#### [THE PROBLEM]
Reproduce everything in the boot loader text below, from "In addition to" down to "The boot loader.".

In addition to Sam Dunk's (see other post) statement, there is one other part that is part of the "operating system" - for a given value of operating system: The boot loader.
When a PC (and presumably other architectures) boot up, the BIOS loads the boot sector. The BIOS is not part of the operating system. The boot sector (arguably) is. The boot sector (limited to 512 bytes!) loads the bootloader.
The bootloader may give options between different operating systems (where multiple operating systems are installed on the same computer), and/or options for loading the operating system (e.g. "Safe mode", or different run levels for Unix - q.v. etc). The bootloader then loads the (appropriate) kernel, runs it. As soon as control is passed to the kernel, the bootloader is discarded (until the next boot).
The above is somewhat simplified.
For further reading on how the parts fit together (in the case of Linux), see "Inside the Linux boot process" http://www.ibm.com/developerworks/library/l-linuxboot/ for example. The master boot record is referred to as "Stage 1 boot loader", and what I referred to as "the boot loader" they refer to as "Stage 2 boot loader".

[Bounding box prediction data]
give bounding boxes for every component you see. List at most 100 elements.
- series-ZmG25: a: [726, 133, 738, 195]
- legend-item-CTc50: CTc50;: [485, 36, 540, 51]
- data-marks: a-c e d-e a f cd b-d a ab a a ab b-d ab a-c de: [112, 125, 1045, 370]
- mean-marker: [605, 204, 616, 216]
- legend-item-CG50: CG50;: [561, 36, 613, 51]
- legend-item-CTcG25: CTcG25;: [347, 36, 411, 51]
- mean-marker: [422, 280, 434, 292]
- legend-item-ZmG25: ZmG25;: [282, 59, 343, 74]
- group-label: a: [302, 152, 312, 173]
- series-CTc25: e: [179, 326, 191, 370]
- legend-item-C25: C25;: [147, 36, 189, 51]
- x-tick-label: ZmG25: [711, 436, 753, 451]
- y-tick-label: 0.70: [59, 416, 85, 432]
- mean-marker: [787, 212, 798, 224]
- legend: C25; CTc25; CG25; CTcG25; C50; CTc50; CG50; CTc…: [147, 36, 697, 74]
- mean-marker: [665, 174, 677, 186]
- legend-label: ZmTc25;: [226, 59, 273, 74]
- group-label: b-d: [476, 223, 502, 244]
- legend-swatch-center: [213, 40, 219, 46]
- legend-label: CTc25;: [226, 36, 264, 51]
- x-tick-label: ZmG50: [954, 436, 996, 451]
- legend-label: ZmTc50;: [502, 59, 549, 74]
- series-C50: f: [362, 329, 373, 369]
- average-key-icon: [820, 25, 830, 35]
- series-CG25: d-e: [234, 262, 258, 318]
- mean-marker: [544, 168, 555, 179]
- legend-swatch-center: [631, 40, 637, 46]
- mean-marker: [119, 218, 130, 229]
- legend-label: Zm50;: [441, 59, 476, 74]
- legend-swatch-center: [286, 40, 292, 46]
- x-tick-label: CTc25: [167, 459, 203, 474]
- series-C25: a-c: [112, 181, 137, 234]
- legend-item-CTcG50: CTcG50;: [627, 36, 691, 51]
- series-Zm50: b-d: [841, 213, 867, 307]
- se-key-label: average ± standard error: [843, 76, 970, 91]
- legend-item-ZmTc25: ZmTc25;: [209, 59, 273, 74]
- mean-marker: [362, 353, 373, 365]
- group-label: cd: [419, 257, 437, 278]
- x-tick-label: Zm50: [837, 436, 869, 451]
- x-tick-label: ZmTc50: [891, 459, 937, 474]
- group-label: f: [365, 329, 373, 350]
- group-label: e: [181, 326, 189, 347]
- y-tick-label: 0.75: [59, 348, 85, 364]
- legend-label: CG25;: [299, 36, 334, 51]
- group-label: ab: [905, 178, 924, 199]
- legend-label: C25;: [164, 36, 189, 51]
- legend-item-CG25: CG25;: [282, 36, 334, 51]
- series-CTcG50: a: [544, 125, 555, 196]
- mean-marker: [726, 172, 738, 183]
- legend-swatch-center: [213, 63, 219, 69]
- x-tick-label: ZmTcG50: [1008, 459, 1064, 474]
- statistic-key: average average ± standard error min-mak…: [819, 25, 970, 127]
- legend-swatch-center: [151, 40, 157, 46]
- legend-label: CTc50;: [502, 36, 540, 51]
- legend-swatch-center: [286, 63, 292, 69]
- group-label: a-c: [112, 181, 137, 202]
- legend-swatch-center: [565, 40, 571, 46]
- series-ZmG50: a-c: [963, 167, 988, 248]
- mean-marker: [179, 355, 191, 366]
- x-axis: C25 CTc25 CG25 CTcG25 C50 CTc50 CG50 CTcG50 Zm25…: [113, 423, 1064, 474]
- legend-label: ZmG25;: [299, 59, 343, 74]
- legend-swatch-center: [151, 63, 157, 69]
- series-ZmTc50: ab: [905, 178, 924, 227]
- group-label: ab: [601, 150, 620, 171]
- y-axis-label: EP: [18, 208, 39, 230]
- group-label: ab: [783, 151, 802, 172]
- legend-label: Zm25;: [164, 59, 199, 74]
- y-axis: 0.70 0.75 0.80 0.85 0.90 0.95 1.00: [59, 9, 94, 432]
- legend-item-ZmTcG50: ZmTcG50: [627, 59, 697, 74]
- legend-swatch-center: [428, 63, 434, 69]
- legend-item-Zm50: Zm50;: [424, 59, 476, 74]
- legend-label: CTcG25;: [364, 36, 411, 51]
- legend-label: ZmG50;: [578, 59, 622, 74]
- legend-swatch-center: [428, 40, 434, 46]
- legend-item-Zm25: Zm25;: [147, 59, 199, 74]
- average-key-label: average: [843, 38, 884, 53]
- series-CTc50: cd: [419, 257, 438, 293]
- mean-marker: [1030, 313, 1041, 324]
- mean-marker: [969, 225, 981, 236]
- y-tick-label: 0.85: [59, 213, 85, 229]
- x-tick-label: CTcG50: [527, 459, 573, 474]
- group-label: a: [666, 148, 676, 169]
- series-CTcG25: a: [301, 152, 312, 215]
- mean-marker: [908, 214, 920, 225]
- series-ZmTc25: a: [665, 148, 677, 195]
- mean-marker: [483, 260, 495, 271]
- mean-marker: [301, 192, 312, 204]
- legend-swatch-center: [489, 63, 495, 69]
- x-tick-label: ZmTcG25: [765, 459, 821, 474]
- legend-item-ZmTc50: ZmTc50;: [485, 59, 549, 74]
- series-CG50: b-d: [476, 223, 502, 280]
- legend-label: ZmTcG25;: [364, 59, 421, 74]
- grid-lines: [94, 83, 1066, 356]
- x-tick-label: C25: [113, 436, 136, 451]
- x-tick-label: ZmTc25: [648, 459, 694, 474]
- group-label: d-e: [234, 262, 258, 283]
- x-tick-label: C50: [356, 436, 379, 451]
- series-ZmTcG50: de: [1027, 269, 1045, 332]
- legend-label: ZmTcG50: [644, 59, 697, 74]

#### [OUTPUT OF THE EXERCISE]
In addition to Sam Dunk's (see other post) statement, there is one other part that is part of the "operating system" - for a given value of operating system: The boot loader.